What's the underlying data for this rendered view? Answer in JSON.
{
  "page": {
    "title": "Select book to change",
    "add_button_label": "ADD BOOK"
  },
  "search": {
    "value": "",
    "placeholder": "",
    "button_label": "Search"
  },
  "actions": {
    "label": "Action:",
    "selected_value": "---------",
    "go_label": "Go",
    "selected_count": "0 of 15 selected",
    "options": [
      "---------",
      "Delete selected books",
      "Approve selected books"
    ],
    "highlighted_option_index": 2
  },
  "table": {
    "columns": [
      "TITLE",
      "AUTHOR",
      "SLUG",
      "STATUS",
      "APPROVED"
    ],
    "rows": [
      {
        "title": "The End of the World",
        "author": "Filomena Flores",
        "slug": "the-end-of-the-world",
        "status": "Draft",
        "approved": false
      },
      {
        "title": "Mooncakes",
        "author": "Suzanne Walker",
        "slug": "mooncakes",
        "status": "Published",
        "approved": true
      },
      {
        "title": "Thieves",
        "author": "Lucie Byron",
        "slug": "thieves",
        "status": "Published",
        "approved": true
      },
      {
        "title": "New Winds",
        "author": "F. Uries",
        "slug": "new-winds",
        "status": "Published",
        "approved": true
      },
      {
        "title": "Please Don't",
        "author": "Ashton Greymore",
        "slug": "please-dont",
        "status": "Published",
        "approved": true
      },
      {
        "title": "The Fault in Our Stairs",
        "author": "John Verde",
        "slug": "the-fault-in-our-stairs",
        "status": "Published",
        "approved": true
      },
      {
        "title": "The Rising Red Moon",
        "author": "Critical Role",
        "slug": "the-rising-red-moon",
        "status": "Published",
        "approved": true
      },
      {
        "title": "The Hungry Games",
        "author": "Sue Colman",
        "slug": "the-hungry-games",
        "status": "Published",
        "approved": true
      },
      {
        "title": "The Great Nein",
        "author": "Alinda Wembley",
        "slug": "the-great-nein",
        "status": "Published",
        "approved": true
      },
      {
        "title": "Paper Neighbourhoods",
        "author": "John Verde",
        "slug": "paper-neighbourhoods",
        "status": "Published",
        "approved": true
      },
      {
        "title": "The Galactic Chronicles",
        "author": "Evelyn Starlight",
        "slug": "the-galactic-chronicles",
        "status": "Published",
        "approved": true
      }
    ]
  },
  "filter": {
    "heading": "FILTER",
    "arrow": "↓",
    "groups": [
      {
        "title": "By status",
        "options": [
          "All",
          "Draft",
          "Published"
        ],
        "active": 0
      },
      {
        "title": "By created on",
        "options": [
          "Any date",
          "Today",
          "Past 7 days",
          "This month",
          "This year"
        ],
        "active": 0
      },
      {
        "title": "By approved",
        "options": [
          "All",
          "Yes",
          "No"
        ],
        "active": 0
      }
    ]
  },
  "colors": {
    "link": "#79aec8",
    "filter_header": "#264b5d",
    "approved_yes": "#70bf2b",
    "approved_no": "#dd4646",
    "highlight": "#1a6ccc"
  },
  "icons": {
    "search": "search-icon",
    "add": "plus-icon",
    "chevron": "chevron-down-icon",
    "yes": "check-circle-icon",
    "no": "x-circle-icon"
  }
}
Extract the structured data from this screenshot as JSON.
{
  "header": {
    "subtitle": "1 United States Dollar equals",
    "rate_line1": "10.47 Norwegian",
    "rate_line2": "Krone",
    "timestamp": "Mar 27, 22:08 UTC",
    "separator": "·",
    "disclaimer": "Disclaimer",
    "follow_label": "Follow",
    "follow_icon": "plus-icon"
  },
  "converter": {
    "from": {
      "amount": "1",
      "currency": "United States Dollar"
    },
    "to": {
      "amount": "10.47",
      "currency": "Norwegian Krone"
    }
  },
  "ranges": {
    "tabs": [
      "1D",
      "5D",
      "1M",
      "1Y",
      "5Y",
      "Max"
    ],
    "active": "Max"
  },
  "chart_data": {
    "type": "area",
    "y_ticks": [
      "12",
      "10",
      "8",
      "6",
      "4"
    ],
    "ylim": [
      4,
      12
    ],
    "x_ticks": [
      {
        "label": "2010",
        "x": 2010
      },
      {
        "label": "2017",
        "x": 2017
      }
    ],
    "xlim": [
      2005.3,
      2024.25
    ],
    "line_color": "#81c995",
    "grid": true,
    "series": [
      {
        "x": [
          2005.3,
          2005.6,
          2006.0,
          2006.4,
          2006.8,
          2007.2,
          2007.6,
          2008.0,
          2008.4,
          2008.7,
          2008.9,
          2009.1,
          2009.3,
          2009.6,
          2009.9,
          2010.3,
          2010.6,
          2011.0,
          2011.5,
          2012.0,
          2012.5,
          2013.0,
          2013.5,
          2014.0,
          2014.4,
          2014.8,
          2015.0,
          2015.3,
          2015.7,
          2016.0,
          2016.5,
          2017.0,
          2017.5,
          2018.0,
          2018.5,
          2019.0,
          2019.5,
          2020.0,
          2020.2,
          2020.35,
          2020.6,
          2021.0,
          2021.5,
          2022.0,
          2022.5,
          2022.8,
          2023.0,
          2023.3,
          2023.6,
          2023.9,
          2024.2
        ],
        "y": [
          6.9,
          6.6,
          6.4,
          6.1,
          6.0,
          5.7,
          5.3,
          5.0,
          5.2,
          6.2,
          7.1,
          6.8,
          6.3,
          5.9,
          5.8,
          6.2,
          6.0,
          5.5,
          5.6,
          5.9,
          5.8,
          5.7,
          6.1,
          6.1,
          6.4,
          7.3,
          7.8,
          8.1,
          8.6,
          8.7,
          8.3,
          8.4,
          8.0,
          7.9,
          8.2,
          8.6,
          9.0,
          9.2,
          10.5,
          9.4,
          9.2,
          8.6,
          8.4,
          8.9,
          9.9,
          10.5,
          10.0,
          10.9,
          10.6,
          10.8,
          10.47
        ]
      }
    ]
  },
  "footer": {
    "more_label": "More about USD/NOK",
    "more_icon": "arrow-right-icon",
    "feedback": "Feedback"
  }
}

== == ==

Problem requirements: Say, as a number only, how many lines of the data contain "Krone".

Reply to the exercise: 2